> EXERCISE DETAILS
Report how many lines hold the word "name"; give nothing but the number.
# Start of ENTRIES SHOWN
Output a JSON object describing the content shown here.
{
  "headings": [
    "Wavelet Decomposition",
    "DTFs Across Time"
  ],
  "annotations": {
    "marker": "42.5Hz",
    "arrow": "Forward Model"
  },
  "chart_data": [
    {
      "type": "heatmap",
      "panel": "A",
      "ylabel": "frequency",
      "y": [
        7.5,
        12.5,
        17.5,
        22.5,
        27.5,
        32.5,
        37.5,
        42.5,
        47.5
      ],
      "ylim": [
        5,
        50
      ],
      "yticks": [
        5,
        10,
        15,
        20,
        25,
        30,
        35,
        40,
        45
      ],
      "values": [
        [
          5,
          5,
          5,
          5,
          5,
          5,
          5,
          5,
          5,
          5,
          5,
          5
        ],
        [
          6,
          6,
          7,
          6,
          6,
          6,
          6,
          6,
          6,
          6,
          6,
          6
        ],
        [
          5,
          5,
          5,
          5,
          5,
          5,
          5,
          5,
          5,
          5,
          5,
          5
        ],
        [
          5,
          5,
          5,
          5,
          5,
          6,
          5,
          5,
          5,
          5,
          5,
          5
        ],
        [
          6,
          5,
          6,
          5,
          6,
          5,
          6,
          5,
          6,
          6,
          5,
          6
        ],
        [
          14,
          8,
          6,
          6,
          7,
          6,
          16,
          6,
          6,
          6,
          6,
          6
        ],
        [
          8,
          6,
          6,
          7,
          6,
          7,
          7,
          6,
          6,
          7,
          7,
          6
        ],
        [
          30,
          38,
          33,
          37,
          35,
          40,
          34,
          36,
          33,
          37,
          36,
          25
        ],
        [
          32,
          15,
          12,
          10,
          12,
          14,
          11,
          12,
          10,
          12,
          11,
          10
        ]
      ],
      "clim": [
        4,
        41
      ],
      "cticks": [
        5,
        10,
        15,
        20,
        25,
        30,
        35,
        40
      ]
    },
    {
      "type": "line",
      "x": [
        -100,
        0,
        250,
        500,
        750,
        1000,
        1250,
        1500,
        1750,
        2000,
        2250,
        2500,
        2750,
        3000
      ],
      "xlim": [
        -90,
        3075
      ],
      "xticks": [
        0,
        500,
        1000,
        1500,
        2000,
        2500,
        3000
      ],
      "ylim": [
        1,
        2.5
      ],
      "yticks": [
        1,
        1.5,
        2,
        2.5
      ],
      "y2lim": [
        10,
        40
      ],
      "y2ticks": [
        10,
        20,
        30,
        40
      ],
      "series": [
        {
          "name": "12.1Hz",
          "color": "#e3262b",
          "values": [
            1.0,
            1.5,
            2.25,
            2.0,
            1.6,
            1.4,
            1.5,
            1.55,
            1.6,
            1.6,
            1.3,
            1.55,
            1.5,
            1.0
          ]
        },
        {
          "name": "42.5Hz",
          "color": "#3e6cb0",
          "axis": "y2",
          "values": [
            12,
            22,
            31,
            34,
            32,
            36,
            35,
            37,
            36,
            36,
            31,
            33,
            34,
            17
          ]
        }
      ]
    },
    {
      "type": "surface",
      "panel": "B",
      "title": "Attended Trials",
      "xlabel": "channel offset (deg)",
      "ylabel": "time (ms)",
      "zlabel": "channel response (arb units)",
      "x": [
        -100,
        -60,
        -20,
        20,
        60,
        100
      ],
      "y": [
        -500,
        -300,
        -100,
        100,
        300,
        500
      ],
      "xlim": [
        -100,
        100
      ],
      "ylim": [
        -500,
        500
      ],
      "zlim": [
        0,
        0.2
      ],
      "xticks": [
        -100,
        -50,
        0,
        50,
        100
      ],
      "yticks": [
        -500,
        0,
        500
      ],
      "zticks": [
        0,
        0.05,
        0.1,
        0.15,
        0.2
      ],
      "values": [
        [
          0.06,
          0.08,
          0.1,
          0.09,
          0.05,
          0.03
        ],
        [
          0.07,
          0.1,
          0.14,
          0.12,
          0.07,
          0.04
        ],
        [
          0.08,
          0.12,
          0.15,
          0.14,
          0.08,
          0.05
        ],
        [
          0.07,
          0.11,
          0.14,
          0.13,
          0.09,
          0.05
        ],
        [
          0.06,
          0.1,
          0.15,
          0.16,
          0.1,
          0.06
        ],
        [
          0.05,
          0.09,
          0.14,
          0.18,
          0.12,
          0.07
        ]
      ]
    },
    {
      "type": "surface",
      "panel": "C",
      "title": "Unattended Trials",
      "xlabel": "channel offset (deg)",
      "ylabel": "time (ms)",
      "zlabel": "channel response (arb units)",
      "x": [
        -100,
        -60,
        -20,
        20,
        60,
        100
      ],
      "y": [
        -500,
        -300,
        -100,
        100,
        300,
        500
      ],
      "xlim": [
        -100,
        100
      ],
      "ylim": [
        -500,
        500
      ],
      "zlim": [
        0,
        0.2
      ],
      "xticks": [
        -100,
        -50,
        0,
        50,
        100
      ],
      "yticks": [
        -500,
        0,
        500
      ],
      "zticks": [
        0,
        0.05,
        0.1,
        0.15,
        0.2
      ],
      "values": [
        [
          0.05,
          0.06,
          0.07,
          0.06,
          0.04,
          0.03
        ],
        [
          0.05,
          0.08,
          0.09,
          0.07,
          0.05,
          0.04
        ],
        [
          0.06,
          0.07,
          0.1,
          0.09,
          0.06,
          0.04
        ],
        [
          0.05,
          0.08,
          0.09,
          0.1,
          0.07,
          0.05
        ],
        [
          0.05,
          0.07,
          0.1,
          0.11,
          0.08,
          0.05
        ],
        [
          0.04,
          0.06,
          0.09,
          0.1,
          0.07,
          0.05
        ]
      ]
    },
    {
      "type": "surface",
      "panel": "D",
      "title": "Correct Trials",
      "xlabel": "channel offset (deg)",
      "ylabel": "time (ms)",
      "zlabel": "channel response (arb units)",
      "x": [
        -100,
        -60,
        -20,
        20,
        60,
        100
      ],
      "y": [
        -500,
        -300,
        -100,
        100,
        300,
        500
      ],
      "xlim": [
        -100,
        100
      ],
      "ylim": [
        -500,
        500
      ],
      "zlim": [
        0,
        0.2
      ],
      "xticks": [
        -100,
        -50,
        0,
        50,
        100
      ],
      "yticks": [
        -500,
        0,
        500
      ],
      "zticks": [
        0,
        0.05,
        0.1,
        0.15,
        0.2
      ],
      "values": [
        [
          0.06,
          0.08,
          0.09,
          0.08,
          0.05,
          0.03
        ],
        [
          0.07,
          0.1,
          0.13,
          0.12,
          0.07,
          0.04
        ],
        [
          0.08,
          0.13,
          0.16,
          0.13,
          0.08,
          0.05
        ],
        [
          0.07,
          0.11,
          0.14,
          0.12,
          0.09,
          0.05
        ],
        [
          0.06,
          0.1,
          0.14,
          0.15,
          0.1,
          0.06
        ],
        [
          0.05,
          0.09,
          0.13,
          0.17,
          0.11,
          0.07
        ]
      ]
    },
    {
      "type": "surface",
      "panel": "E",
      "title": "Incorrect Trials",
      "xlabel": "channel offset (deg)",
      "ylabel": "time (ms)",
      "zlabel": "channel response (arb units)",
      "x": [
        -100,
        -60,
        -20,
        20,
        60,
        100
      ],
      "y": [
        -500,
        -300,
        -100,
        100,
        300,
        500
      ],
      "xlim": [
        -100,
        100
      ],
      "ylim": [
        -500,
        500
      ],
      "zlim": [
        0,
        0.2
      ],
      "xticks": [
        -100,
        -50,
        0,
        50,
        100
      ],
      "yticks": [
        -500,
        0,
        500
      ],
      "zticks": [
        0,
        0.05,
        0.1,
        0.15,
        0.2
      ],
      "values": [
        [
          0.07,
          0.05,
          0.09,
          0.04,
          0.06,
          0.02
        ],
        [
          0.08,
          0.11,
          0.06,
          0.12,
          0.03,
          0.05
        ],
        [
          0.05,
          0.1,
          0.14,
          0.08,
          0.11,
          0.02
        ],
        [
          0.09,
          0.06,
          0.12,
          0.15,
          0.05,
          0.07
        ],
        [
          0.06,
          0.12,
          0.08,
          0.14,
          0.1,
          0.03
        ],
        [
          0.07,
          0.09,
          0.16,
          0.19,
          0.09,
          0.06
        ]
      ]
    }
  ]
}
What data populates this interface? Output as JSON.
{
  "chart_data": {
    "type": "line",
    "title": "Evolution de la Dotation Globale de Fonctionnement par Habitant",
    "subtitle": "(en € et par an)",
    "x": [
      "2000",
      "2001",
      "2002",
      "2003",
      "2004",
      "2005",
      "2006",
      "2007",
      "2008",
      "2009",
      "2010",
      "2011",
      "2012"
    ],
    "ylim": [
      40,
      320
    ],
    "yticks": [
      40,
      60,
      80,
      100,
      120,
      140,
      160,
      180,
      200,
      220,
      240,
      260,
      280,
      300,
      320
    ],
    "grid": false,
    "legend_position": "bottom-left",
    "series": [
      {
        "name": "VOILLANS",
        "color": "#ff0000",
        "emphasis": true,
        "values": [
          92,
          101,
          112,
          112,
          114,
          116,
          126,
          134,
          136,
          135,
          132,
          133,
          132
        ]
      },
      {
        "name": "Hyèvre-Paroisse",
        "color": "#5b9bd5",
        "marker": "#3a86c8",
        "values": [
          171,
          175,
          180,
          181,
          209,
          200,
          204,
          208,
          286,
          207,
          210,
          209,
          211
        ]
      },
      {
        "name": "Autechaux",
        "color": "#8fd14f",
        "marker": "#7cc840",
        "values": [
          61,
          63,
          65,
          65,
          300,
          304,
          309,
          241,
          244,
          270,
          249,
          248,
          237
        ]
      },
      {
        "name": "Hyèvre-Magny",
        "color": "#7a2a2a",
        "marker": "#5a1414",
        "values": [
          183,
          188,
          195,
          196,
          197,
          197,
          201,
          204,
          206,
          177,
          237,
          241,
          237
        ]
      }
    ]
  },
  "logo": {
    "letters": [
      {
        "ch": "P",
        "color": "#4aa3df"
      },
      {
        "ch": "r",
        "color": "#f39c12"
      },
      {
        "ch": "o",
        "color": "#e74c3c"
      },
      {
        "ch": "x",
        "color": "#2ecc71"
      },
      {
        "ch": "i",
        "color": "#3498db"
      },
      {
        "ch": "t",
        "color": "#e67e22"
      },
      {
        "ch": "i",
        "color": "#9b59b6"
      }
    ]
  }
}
# End of ENTRIES SHOWN
> RESULT FOR THIS EXERCISE
6